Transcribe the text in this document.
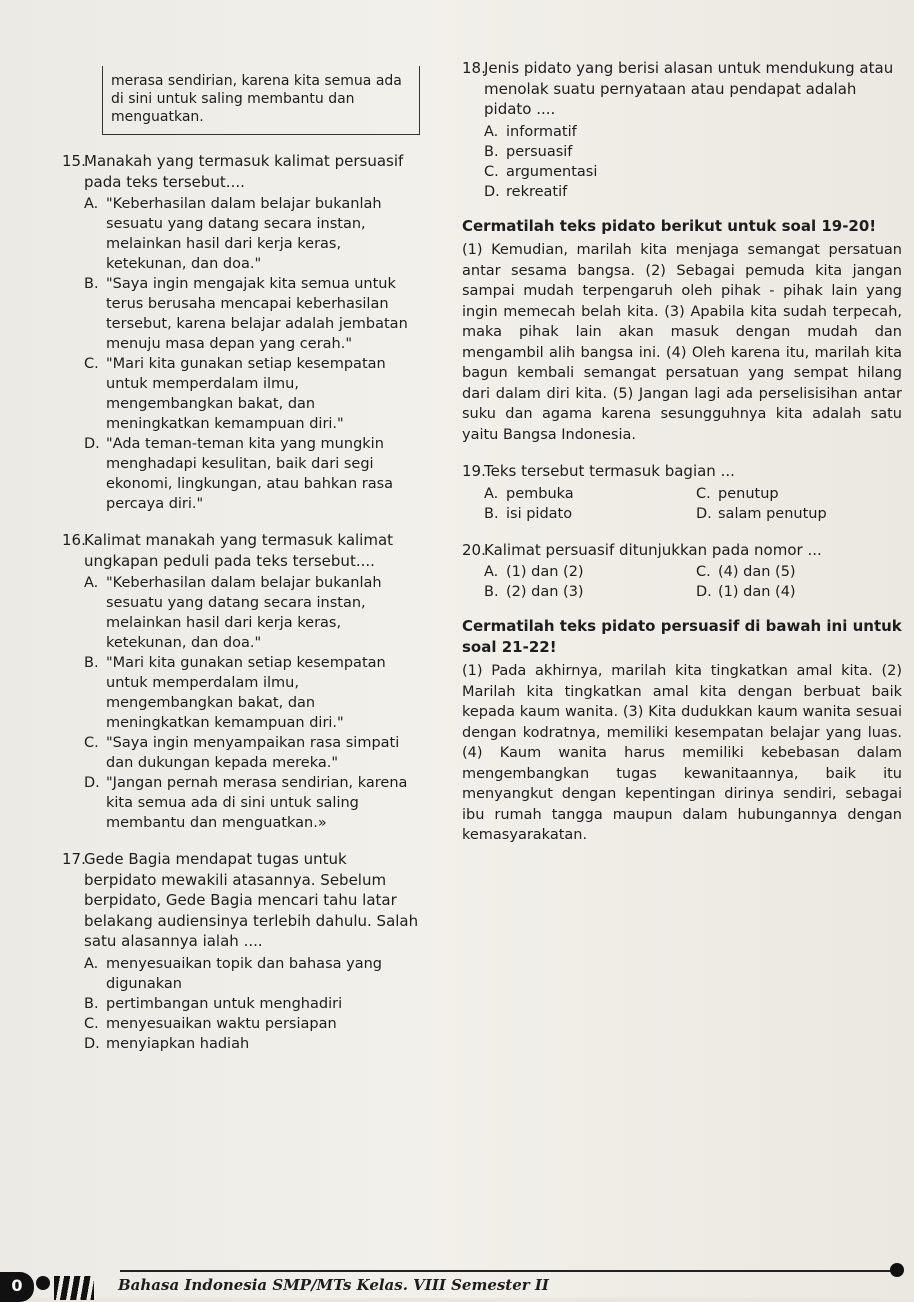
merasa sendirian, karena kita semua ada di sini untuk saling membantu dan menguatkan.
15.
Manakah yang termasuk kalimat persuasif pada teks tersebut....
A. "Keberhasilan dalam belajar bukanlah sesuatu yang datang secara instan, melainkan hasil dari kerja keras, ketekunan, dan doa."
B. "Saya ingin mengajak kita semua untuk terus berusaha mencapai keberhasilan tersebut, karena belajar adalah jembatan menuju masa depan yang cerah."
C. "Mari kita gunakan setiap kesempatan untuk memperdalam ilmu, mengembangkan bakat, dan meningkatkan kemampuan diri."
D. "Ada teman-teman kita yang mungkin menghadapi kesulitan, baik dari segi ekonomi, lingkungan, atau bahkan rasa percaya diri."
16.
Kalimat manakah yang termasuk kalimat ungkapan peduli pada teks tersebut....
A. "Keberhasilan dalam belajar bukanlah sesuatu yang datang secara instan, melainkan hasil dari kerja keras, ketekunan, dan doa."
B. "Mari kita gunakan setiap kesempatan untuk memperdalam ilmu, mengembangkan bakat, dan meningkatkan kemampuan diri."
C. "Saya ingin menyampaikan rasa simpati dan dukungan kepada mereka."
D. "Jangan pernah merasa sendirian, karena kita semua ada di sini untuk saling membantu dan menguatkan.»
17.
Gede Bagia mendapat tugas untuk berpidato mewakili atasannya. Sebelum berpidato, Gede Bagia mencari tahu latar belakang audiensinya terlebih dahulu. Salah satu alasannya ialah ....
A. menyesuaikan topik dan bahasa yang digunakan
B. pertimbangan untuk menghadiri
C. menyesuaikan waktu persiapan
D. menyiapkan hadiah
18.
Jenis pidato yang berisi alasan untuk mendukung atau menolak suatu pernyataan atau pendapat adalah pidato ....
A. informatif
B. persuasif
C. argumentasi
D. rekreatif
Cermatilah teks pidato berikut untuk soal 19-20!
(1) Kemudian, marilah kita menjaga semangat persatuan antar sesama bangsa. (2) Sebagai pemuda kita jangan sampai mudah terpengaruh oleh pihak - pihak lain yang ingin memecah belah kita. (3) Apabila kita sudah terpecah, maka pihak lain akan masuk dengan mudah dan mengambil alih bangsa ini. (4) Oleh karena itu, marilah kita bagun kembali semangat persatuan yang sempat hilang dari dalam diri kita. (5) Jangan lagi ada perselisisihan antar suku dan agama karena sesungguhnya kita adalah satu yaitu Bangsa Indonesia.
19.
Teks tersebut termasuk bagian ...
A. pembuka	C. penutup
B. isi pidato	D. salam penutup
20.
Kalimat persuasif ditunjukkan pada nomor ...
A. (1) dan (2)	C. (4) dan (5)
B. (2) dan (3)	D. (1) dan (4)
Cermatilah teks pidato persuasif di bawah ini untuk soal 21-22!
(1) Pada akhirnya, marilah kita tingkatkan amal kita. (2) Marilah kita tingkatkan amal kita dengan berbuat baik kepada kaum wanita. (3) Kita dudukkan kaum wanita sesuai dengan kodratnya, memiliki kesempatan belajar yang luas. (4) Kaum wanita harus memiliki kebebasan dalam mengembangkan tugas kewanitaannya, baik itu menyangkut dengan kepentingan dirinya sendiri, sebagai ibu rumah tangga maupun dalam hubungannya dengan kemasyarakatan.
0	Bahasa Indonesia SMP/MTs Kelas. VIII Semester II
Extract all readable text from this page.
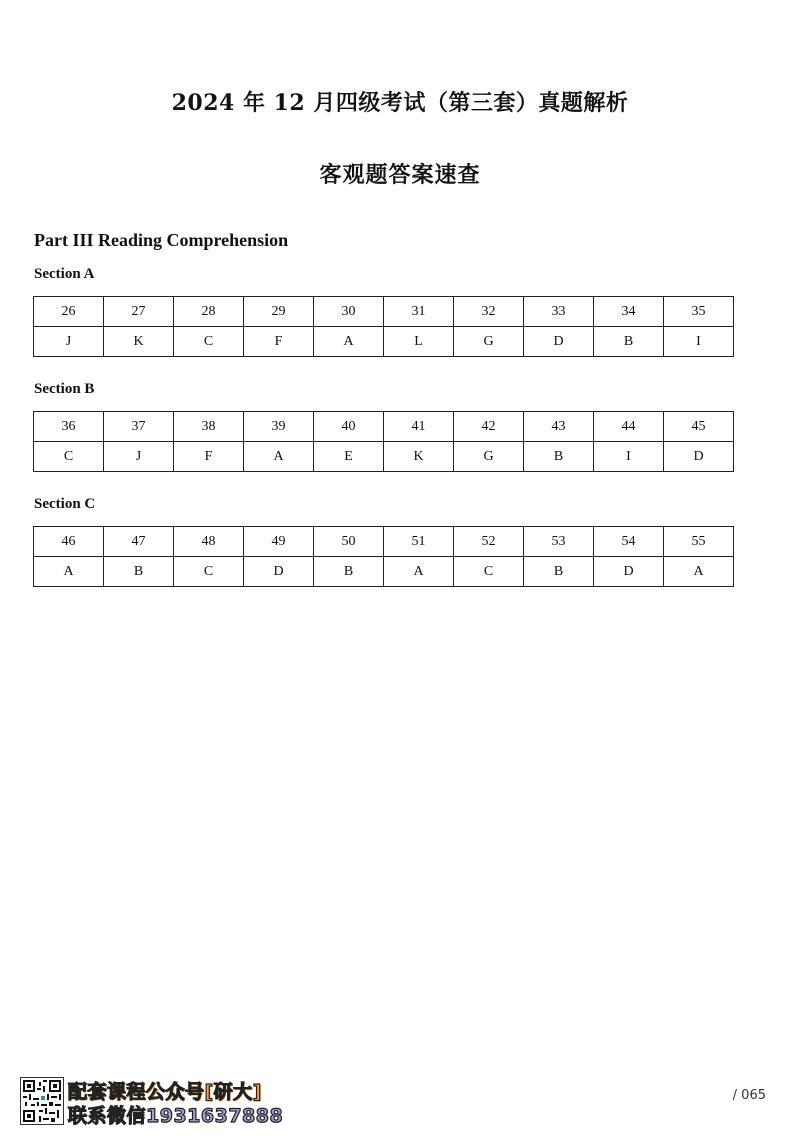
2024 年 12 月四级考试（第三套）真题解析
客观题答案速查
Part III Reading Comprehension
Section A
26	27	28	29	30	31	32	33	34	35
J	K	C	F	A	L	G	D	B	I
Section B
36	37	38	39	40	41	42	43	44	45
C	J	F	A	E	K	G	B	I	D
Section C
46	47	48	49	50	51	52	53	54	55
A	B	C	D	B	A	C	B	D	A
配套课程公众号[研大]
联系微信1931637888
/ 065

═══

Description of the task |
Write out all the entries exactly, except for the pictures.

Written answer |
Transcribe the text in this document.
merasa sendirian, karena kita semua ada di sini untuk saling membantu dan menguatkan.
15.
Manakah yang termasuk kalimat persuasif pada teks tersebut....
A. "Keberhasilan dalam belajar bukanlah sesuatu yang datang secara instan, melainkan hasil dari kerja keras, ketekunan, dan doa."
B. "Saya ingin mengajak kita semua untuk terus berusaha mencapai keberhasilan tersebut, karena belajar adalah jembatan menuju masa depan yang cerah."
C. "Mari kita gunakan setiap kesempatan untuk memperdalam ilmu, mengembangkan bakat, dan meningkatkan kemampuan diri."
D. "Ada teman-teman kita yang mungkin menghadapi kesulitan, baik dari segi ekonomi, lingkungan, atau bahkan rasa percaya diri."
16.
Kalimat manakah yang termasuk kalimat ungkapan peduli pada teks tersebut....
A. "Keberhasilan dalam belajar bukanlah sesuatu yang datang secara instan, melainkan hasil dari kerja keras, ketekunan, dan doa."
B. "Mari kita gunakan setiap kesempatan untuk memperdalam ilmu, mengembangkan bakat, dan meningkatkan kemampuan diri."
C. "Saya ingin menyampaikan rasa simpati dan dukungan kepada mereka."
D. "Jangan pernah merasa sendirian, karena kita semua ada di sini untuk saling membantu dan menguatkan.»
17.
Gede Bagia mendapat tugas untuk berpidato mewakili atasannya. Sebelum berpidato, Gede Bagia mencari tahu latar belakang audiensinya terlebih dahulu. Salah satu alasannya ialah ....
A. menyesuaikan topik dan bahasa yang digunakan
B. pertimbangan untuk menghadiri
C. menyesuaikan waktu persiapan
D. menyiapkan hadiah
18.
Jenis pidato yang berisi alasan untuk mendukung atau menolak suatu pernyataan atau pendapat adalah pidato ....
A. informatif
B. persuasif
C. argumentasi
D. rekreatif
Cermatilah teks pidato berikut untuk soal 19-20!
(1) Kemudian, marilah kita menjaga semangat persatuan antar sesama bangsa. (2) Sebagai pemuda kita jangan sampai mudah terpengaruh oleh pihak - pihak lain yang ingin memecah belah kita. (3) Apabila kita sudah terpecah, maka pihak lain akan masuk dengan mudah dan mengambil alih bangsa ini. (4) Oleh karena itu, marilah kita bagun kembali semangat persatuan yang sempat hilang dari dalam diri kita. (5) Jangan lagi ada perselisisihan antar suku dan agama karena sesungguhnya kita adalah satu yaitu Bangsa Indonesia.
19.
Teks tersebut termasuk bagian ...
A. pembuka	C. penutup
B. isi pidato	D. salam penutup
20.
Kalimat persuasif ditunjukkan pada nomor ...
A. (1) dan (2)	C. (4) dan (5)
B. (2) dan (3)	D. (1) dan (4)
Cermatilah teks pidato persuasif di bawah ini untuk soal 21-22!
(1) Pada akhirnya, marilah kita tingkatkan amal kita. (2) Marilah kita tingkatkan amal kita dengan berbuat baik kepada kaum wanita. (3) Kita dudukkan kaum wanita sesuai dengan kodratnya, memiliki kesempatan belajar yang luas. (4) Kaum wanita harus memiliki kebebasan dalam mengembangkan tugas kewanitaannya, baik itu menyangkut dengan kepentingan dirinya sendiri, sebagai ibu rumah tangga maupun dalam hubungannya dengan kemasyarakatan.
0	Bahasa Indonesia SMP/MTs Kelas. VIII Semester II
Extract all readable text from this page.
2024 年 12 月四级考试（第三套）真题解析
客观题答案速查
Part III Reading Comprehension
Section A
26	27	28	29	30	31	32	33	34	35
J	K	C	F	A	L	G	D	B	I
Section B
36	37	38	39	40	41	42	43	44	45
C	J	F	A	E	K	G	B	I	D
Section C
46	47	48	49	50	51	52	53	54	55
A	B	C	D	B	A	C	B	D	A
配套课程公众号[研大]
联系微信1931637888
/ 065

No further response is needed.